## [Provided data]

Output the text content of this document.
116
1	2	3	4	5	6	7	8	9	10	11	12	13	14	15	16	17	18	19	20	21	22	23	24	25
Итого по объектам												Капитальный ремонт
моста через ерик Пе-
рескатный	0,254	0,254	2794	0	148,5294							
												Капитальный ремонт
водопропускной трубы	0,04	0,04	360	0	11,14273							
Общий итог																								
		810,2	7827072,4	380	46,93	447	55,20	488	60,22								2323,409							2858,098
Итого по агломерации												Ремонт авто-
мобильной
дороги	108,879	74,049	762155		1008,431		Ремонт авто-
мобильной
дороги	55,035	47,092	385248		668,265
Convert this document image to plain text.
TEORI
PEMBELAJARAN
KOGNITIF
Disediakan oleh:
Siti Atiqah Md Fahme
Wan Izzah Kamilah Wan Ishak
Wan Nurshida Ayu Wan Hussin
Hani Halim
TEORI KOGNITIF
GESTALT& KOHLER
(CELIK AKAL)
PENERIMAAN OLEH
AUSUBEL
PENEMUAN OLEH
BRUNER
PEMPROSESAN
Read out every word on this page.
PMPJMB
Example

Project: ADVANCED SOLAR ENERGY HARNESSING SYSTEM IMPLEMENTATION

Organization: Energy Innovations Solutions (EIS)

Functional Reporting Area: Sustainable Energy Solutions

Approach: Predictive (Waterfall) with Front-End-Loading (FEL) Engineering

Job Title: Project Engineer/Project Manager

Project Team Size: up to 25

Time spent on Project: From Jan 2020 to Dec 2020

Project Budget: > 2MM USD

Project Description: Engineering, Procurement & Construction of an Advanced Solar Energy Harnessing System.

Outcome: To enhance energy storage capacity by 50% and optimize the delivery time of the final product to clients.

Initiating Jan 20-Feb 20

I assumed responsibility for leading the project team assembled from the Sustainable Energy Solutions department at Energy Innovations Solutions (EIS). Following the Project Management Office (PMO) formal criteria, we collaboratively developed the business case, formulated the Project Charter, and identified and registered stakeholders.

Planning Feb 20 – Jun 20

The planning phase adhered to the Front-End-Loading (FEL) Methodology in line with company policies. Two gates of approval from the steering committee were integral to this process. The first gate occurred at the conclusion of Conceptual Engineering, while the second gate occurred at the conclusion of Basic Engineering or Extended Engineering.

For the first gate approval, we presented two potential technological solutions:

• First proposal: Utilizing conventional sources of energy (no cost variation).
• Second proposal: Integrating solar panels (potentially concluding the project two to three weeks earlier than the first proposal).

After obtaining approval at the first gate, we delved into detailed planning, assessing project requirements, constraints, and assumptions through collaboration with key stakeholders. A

## [Stated problem]
Using the material above, count the lines containing the word "дороги". Reply with the number alone.

## [The output]
2